Task goal = Every record that follows should be printed verbatim.

## start Given data

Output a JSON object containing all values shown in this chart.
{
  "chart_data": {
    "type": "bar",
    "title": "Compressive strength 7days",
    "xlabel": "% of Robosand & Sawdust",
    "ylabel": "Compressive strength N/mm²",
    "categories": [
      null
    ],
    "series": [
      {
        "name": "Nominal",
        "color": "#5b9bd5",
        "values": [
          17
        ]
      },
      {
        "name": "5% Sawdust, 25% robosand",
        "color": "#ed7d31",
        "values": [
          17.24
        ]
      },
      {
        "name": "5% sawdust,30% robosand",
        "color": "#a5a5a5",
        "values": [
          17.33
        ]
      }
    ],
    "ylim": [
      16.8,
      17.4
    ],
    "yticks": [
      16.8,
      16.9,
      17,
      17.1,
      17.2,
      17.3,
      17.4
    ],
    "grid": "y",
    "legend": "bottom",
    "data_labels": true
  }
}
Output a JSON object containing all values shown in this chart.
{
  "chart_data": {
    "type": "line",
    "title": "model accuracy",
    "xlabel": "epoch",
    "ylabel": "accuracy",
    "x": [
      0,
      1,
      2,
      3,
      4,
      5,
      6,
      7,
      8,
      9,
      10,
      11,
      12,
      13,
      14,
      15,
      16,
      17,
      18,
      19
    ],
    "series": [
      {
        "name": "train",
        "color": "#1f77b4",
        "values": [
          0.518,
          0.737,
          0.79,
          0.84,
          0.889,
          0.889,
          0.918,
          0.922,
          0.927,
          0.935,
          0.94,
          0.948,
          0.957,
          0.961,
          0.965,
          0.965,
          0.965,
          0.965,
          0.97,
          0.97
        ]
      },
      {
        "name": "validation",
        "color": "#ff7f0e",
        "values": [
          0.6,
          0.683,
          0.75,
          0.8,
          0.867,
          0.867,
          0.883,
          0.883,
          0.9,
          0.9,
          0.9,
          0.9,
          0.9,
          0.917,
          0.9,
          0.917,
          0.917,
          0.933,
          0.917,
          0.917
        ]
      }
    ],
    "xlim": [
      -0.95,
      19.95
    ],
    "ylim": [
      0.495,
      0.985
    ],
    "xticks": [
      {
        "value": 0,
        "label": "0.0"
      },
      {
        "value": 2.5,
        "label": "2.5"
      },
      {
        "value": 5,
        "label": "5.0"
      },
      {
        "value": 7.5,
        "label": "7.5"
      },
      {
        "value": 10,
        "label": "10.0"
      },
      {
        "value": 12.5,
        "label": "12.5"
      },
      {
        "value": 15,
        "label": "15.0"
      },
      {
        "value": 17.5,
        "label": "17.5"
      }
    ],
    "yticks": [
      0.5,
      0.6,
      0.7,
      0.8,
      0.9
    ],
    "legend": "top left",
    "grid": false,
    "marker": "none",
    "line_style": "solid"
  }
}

## end Given data

Written solution =
Output a JSON object containing all values shown in this chart.
{
  "chart_data": {
    "type": "bar",
    "title": "Compressive strength 7days",
    "xlabel": "% of Robosand & Sawdust",
    "ylabel": "Compressive strength N/mm²",
    "categories": [
      null
    ],
    "series": [
      {
        "name": "Nominal",
        "color": "#5b9bd5",
        "values": [
          17
        ]
      },
      {
        "name": "5% Sawdust, 25% robosand",
        "color": "#ed7d31",
        "values": [
          17.24
        ]
      },
      {
        "name": "5% sawdust,30% robosand",
        "color": "#a5a5a5",
        "values": [
          17.33
        ]
      }
    ],
    "ylim": [
      16.8,
      17.4
    ],
    "yticks": [
      16.8,
      16.9,
      17,
      17.1,
      17.2,
      17.3,
      17.4
    ],
    "grid": "y",
    "legend": "bottom",
    "data_labels": true
  }
}
Output a JSON object containing all values shown in this chart.
{
  "chart_data": {
    "type": "line",
    "title": "model accuracy",
    "xlabel": "epoch",
    "ylabel": "accuracy",
    "x": [
      0,
      1,
      2,
      3,
      4,
      5,
      6,
      7,
      8,
      9,
      10,
      11,
      12,
      13,
      14,
      15,
      16,
      17,
      18,
      19
    ],
    "series": [
      {
        "name": "train",
        "color": "#1f77b4",
        "values": [
          0.518,
          0.737,
          0.79,
          0.84,
          0.889,
          0.889,
          0.918,
          0.922,
          0.927,
          0.935,
          0.94,
          0.948,
          0.957,
          0.961,
          0.965,
          0.965,
          0.965,
          0.965,
          0.97,
          0.97
        ]
      },
      {
        "name": "validation",
        "color": "#ff7f0e",
        "values": [
          0.6,
          0.683,
          0.75,
          0.8,
          0.867,
          0.867,
          0.883,
          0.883,
          0.9,
          0.9,
          0.9,
          0.9,
          0.9,
          0.917,
          0.9,
          0.917,
          0.917,
          0.933,
          0.917,
          0.917
        ]
      }
    ],
    "xlim": [
      -0.95,
      19.95
    ],
    "ylim": [
      0.495,
      0.985
    ],
    "xticks": [
      {
        "value": 0,
        "label": "0.0"
      },
      {
        "value": 2.5,
        "label": "2.5"
      },
      {
        "value": 5,
        "label": "5.0"
      },
      {
        "value": 7.5,
        "label": "7.5"
      },
      {
        "value": 10,
        "label": "10.0"
      },
      {
        "value": 12.5,
        "label": "12.5"
      },
      {
        "value": 15,
        "label": "15.0"
      },
      {
        "value": 17.5,
        "label": "17.5"
      }
    ],
    "yticks": [
      0.5,
      0.6,
      0.7,
      0.8,
      0.9
    ],
    "legend": "top left",
    "grid": false,
    "marker": "none",
    "line_style": "solid"
  }
}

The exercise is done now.